### GIVEN INSTRUCTION
Will you extract the entries word for word? Images should not appear in the copy.

(Dataset rows)
※
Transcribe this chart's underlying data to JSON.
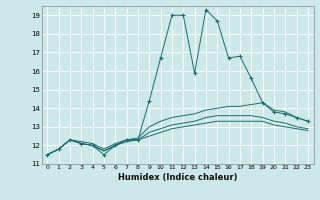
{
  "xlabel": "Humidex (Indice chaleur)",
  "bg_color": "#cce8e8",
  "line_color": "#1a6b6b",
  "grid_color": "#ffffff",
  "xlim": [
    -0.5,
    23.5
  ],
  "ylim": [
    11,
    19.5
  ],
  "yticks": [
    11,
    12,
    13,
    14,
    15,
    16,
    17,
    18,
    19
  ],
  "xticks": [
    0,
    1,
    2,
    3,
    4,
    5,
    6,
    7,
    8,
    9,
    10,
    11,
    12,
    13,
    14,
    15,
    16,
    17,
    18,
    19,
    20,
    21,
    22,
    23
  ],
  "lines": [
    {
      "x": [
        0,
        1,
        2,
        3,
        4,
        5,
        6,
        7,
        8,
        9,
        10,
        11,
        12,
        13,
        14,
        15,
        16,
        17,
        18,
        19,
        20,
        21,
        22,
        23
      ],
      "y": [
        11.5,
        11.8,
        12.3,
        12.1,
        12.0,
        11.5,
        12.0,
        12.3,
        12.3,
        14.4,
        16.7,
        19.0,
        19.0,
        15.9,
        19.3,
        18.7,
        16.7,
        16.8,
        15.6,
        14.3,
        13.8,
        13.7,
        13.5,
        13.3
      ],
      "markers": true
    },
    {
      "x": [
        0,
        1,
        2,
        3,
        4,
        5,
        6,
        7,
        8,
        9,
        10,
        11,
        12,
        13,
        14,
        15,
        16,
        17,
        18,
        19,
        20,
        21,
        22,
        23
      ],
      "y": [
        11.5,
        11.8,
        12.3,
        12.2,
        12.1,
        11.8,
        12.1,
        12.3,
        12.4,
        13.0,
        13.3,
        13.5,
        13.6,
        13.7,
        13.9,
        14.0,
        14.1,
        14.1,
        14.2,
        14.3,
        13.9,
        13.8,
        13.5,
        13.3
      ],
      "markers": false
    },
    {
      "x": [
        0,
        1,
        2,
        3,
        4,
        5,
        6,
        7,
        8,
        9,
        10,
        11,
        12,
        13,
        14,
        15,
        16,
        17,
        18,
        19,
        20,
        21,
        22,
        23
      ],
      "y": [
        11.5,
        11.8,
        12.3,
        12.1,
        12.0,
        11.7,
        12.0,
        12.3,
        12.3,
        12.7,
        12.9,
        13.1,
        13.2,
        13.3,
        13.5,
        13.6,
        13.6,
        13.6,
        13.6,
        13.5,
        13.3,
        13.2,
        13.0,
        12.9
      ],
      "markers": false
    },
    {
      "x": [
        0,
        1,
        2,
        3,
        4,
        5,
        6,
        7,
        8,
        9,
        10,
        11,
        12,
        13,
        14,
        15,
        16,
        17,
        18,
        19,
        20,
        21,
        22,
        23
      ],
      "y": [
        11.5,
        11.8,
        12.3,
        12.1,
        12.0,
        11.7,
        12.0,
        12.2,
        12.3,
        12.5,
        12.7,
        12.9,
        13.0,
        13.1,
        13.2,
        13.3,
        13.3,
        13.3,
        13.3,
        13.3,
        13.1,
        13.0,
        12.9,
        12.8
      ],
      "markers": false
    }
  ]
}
※
### WRITTEN ANSWER
Transcribe this chart's underlying data to JSON.
{
  "xlabel": "Humidex (Indice chaleur)",
  "bg_color": "#cce8e8",
  "line_color": "#1a6b6b",
  "grid_color": "#ffffff",
  "xlim": [
    -0.5,
    23.5
  ],
  "ylim": [
    11,
    19.5
  ],
  "yticks": [
    11,
    12,
    13,
    14,
    15,
    16,
    17,
    18,
    19
  ],
  "xticks": [
    0,
    1,
    2,
    3,
    4,
    5,
    6,
    7,
    8,
    9,
    10,
    11,
    12,
    13,
    14,
    15,
    16,
    17,
    18,
    19,
    20,
    21,
    22,
    23
  ],
  "lines": [
    {
      "x": [
        0,
        1,
        2,
        3,
        4,
        5,
        6,
        7,
        8,
        9,
        10,
        11,
        12,
        13,
        14,
        15,
        16,
        17,
        18,
        19,
        20,
        21,
        22,
        23
      ],
      "y": [
        11.5,
        11.8,
        12.3,
        12.1,
        12.0,
        11.5,
        12.0,
        12.3,
        12.3,
        14.4,
        16.7,
        19.0,
        19.0,
        15.9,
        19.3,
        18.7,
        16.7,
        16.8,
        15.6,
        14.3,
        13.8,
        13.7,
        13.5,
        13.3
      ],
      "markers": true
    },
    {
      "x": [
        0,
        1,
        2,
        3,
        4,
        5,
        6,
        7,
        8,
        9,
        10,
        11,
        12,
        13,
        14,
        15,
        16,
        17,
        18,
        19,
        20,
        21,
        22,
        23
      ],
      "y": [
        11.5,
        11.8,
        12.3,
        12.2,
        12.1,
        11.8,
        12.1,
        12.3,
        12.4,
        13.0,
        13.3,
        13.5,
        13.6,
        13.7,
        13.9,
        14.0,
        14.1,
        14.1,
        14.2,
        14.3,
        13.9,
        13.8,
        13.5,
        13.3
      ],
      "markers": false
    },
    {
      "x": [
        0,
        1,
        2,
        3,
        4,
        5,
        6,
        7,
        8,
        9,
        10,
        11,
        12,
        13,
        14,
        15,
        16,
        17,
        18,
        19,
        20,
        21,
        22,
        23
      ],
      "y": [
        11.5,
        11.8,
        12.3,
        12.1,
        12.0,
        11.7,
        12.0,
        12.3,
        12.3,
        12.7,
        12.9,
        13.1,
        13.2,
        13.3,
        13.5,
        13.6,
        13.6,
        13.6,
        13.6,
        13.5,
        13.3,
        13.2,
        13.0,
        12.9
      ],
      "markers": false
    },
    {
      "x": [
        0,
        1,
        2,
        3,
        4,
        5,
        6,
        7,
        8,
        9,
        10,
        11,
        12,
        13,
        14,
        15,
        16,
        17,
        18,
        19,
        20,
        21,
        22,
        23
      ],
      "y": [
        11.5,
        11.8,
        12.3,
        12.1,
        12.0,
        11.7,
        12.0,
        12.2,
        12.3,
        12.5,
        12.7,
        12.9,
        13.0,
        13.1,
        13.2,
        13.3,
        13.3,
        13.3,
        13.3,
        13.3,
        13.1,
        13.0,
        12.9,
        12.8
      ],
      "markers": false
    }
  ]
}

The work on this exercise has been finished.